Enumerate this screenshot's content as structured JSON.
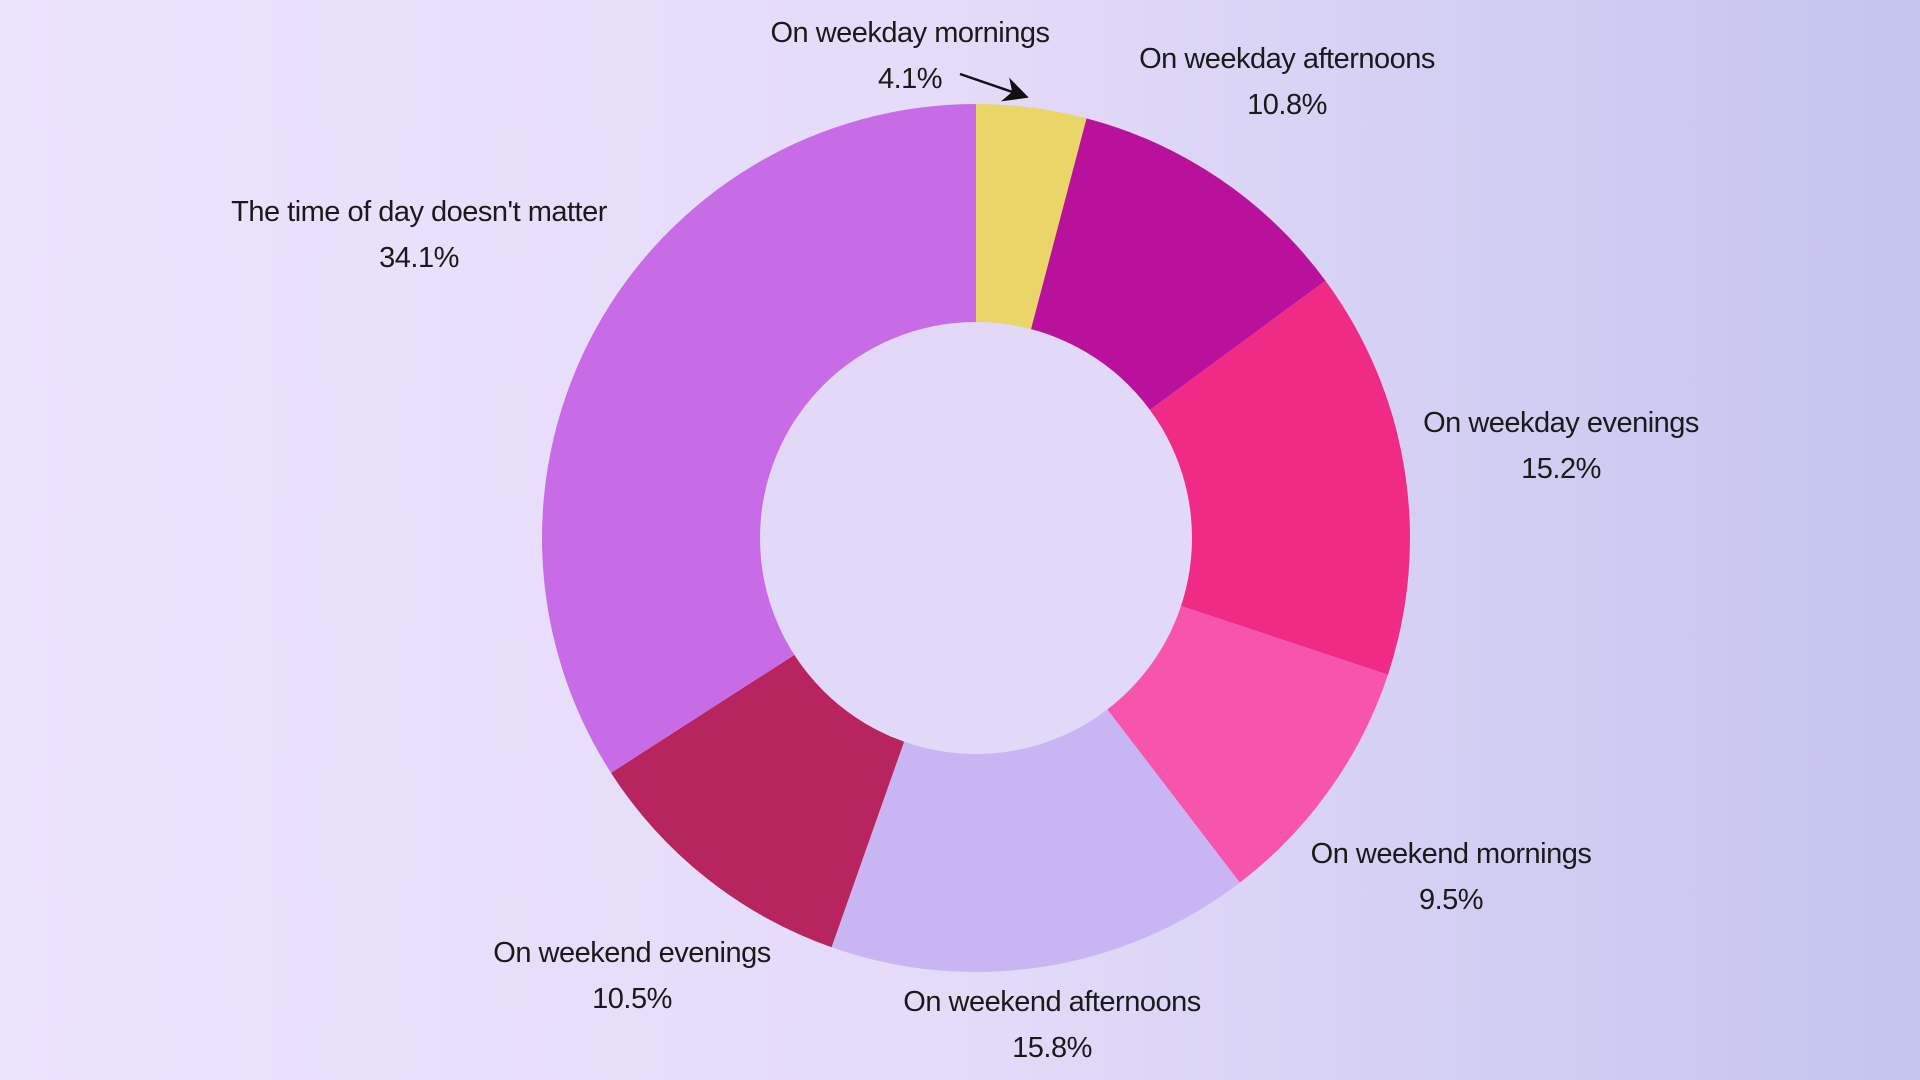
{
  "chart_data": {
    "type": "pie",
    "donut": true,
    "title": "",
    "slices": [
      {
        "label": "On weekday mornings",
        "value": 4.1,
        "value_label": "4.1%",
        "color": "#ead668"
      },
      {
        "label": "On weekday afternoons",
        "value": 10.8,
        "value_label": "10.8%",
        "color": "#b9119c"
      },
      {
        "label": "On weekday evenings",
        "value": 15.2,
        "value_label": "15.2%",
        "color": "#f02b86"
      },
      {
        "label": "On weekend mornings",
        "value": 9.5,
        "value_label": "9.5%",
        "color": "#f655ab"
      },
      {
        "label": "On weekend afternoons",
        "value": 15.8,
        "value_label": "15.8%",
        "color": "#c9b5f4"
      },
      {
        "label": "On weekend evenings",
        "value": 10.5,
        "value_label": "10.5%",
        "color": "#b7245e"
      },
      {
        "label": "The time of day doesn't matter",
        "value": 34.1,
        "value_label": "34.1%",
        "color": "#c86be6"
      }
    ],
    "start_angle": "12 o'clock",
    "direction": "clockwise",
    "legend": "none",
    "center_color": "#e2d8f7"
  }
}
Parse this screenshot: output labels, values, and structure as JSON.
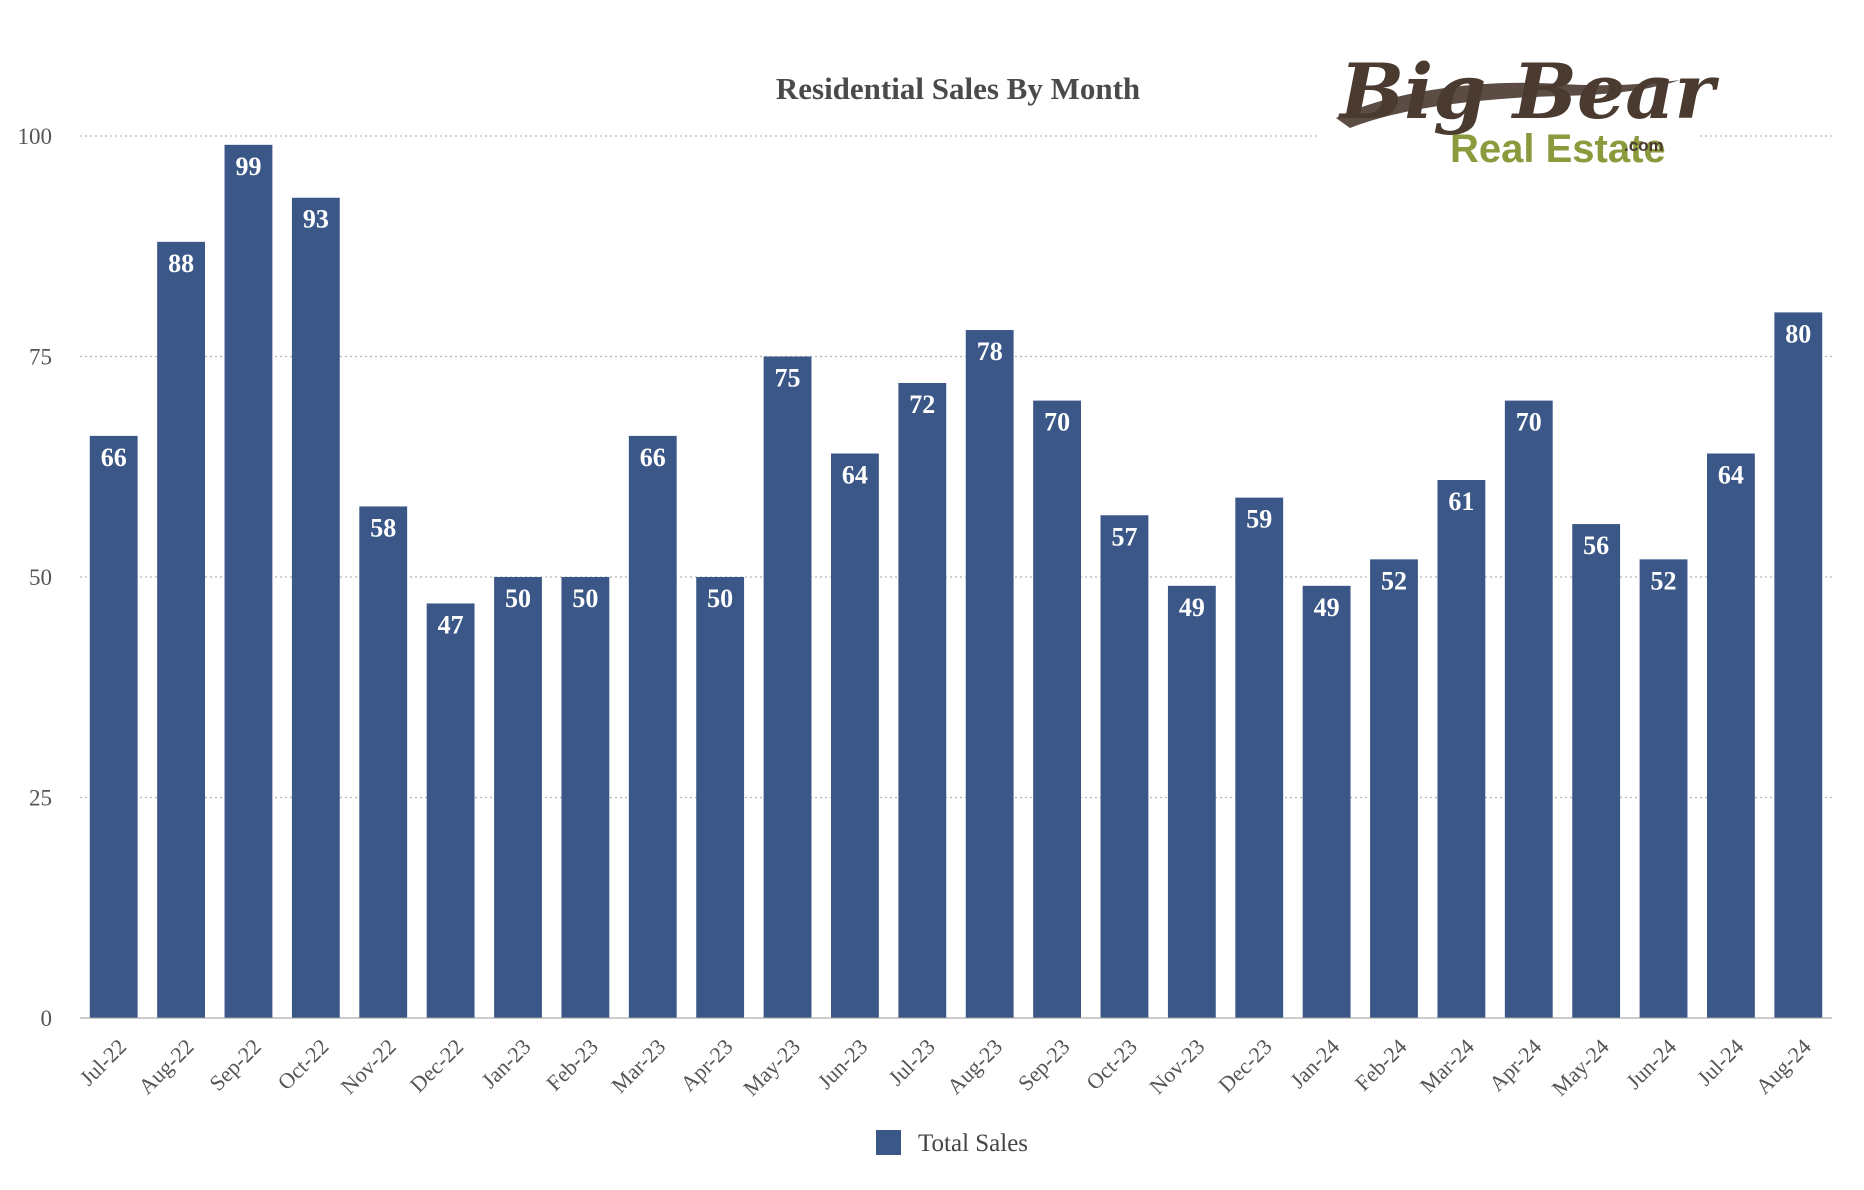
{
  "chart_data": {
    "type": "bar",
    "title": "Residential Sales By Month",
    "xlabel": "",
    "ylabel": "",
    "categories": [
      "Jul-22",
      "Aug-22",
      "Sep-22",
      "Oct-22",
      "Nov-22",
      "Dec-22",
      "Jan-23",
      "Feb-23",
      "Mar-23",
      "Apr-23",
      "May-23",
      "Jun-23",
      "Jul-23",
      "Aug-23",
      "Sep-23",
      "Oct-23",
      "Nov-23",
      "Dec-23",
      "Jan-24",
      "Feb-24",
      "Mar-24",
      "Apr-24",
      "May-24",
      "Jun-24",
      "Jul-24",
      "Aug-24"
    ],
    "series": [
      {
        "name": "Total Sales",
        "values": [
          66,
          88,
          99,
          93,
          58,
          47,
          50,
          50,
          66,
          50,
          75,
          64,
          72,
          78,
          70,
          57,
          49,
          59,
          49,
          52,
          61,
          70,
          56,
          52,
          64,
          80
        ],
        "color": "#3b5787"
      }
    ],
    "ylim": [
      0,
      100
    ],
    "yticks": [
      0,
      25,
      50,
      75,
      100
    ],
    "grid": true,
    "grid_style": "dotted",
    "legend_position": "bottom-center",
    "data_labels": "inside-top",
    "x_tick_rotation": -45
  },
  "logo": {
    "line1": "Big Bear",
    "line2": "Real Estate",
    "suffix": ".com",
    "colors": {
      "brand_brown": "#4a3a30",
      "brand_green": "#8a9a3c"
    }
  }
}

# PROBLEM:
The records above should be reproduced exactly, with no pictures included.

# RESPONSE BELOW:
Enumerate this screenshot's content as structured JSON.
{
  "chart_data": {
    "type": "pie",
    "donut": true,
    "title": "",
    "slices": [
      {
        "label": "On weekday mornings",
        "value": 4.1,
        "value_label": "4.1%",
        "color": "#ead668"
      },
      {
        "label": "On weekday afternoons",
        "value": 10.8,
        "value_label": "10.8%",
        "color": "#b9119c"
      },
      {
        "label": "On weekday evenings",
        "value": 15.2,
        "value_label": "15.2%",
        "color": "#f02b86"
      },
      {
        "label": "On weekend mornings",
        "value": 9.5,
        "value_label": "9.5%",
        "color": "#f655ab"
      },
      {
        "label": "On weekend afternoons",
        "value": 15.8,
        "value_label": "15.8%",
        "color": "#c9b5f4"
      },
      {
        "label": "On weekend evenings",
        "value": 10.5,
        "value_label": "10.5%",
        "color": "#b7245e"
      },
      {
        "label": "The time of day doesn't matter",
        "value": 34.1,
        "value_label": "34.1%",
        "color": "#c86be6"
      }
    ],
    "start_angle": "12 o'clock",
    "direction": "clockwise",
    "legend": "none",
    "center_color": "#e2d8f7"
  }
}
Parse this screenshot: output labels, values, and structure as JSON.
{
  "chart_data": {
    "type": "bar",
    "title": "Residential Sales By Month",
    "xlabel": "",
    "ylabel": "",
    "categories": [
      "Jul-22",
      "Aug-22",
      "Sep-22",
      "Oct-22",
      "Nov-22",
      "Dec-22",
      "Jan-23",
      "Feb-23",
      "Mar-23",
      "Apr-23",
      "May-23",
      "Jun-23",
      "Jul-23",
      "Aug-23",
      "Sep-23",
      "Oct-23",
      "Nov-23",
      "Dec-23",
      "Jan-24",
      "Feb-24",
      "Mar-24",
      "Apr-24",
      "May-24",
      "Jun-24",
      "Jul-24",
      "Aug-24"
    ],
    "series": [
      {
        "name": "Total Sales",
        "values": [
          66,
          88,
          99,
          93,
          58,
          47,
          50,
          50,
          66,
          50,
          75,
          64,
          72,
          78,
          70,
          57,
          49,
          59,
          49,
          52,
          61,
          70,
          56,
          52,
          64,
          80
        ],
        "color": "#3b5787"
      }
    ],
    "ylim": [
      0,
      100
    ],
    "yticks": [
      0,
      25,
      50,
      75,
      100
    ],
    "grid": true,
    "grid_style": "dotted",
    "legend_position": "bottom-center",
    "data_labels": "inside-top",
    "x_tick_rotation": -45
  },
  "logo": {
    "line1": "Big Bear",
    "line2": "Real Estate",
    "suffix": ".com",
    "colors": {
      "brand_brown": "#4a3a30",
      "brand_green": "#8a9a3c"
    }
  }
}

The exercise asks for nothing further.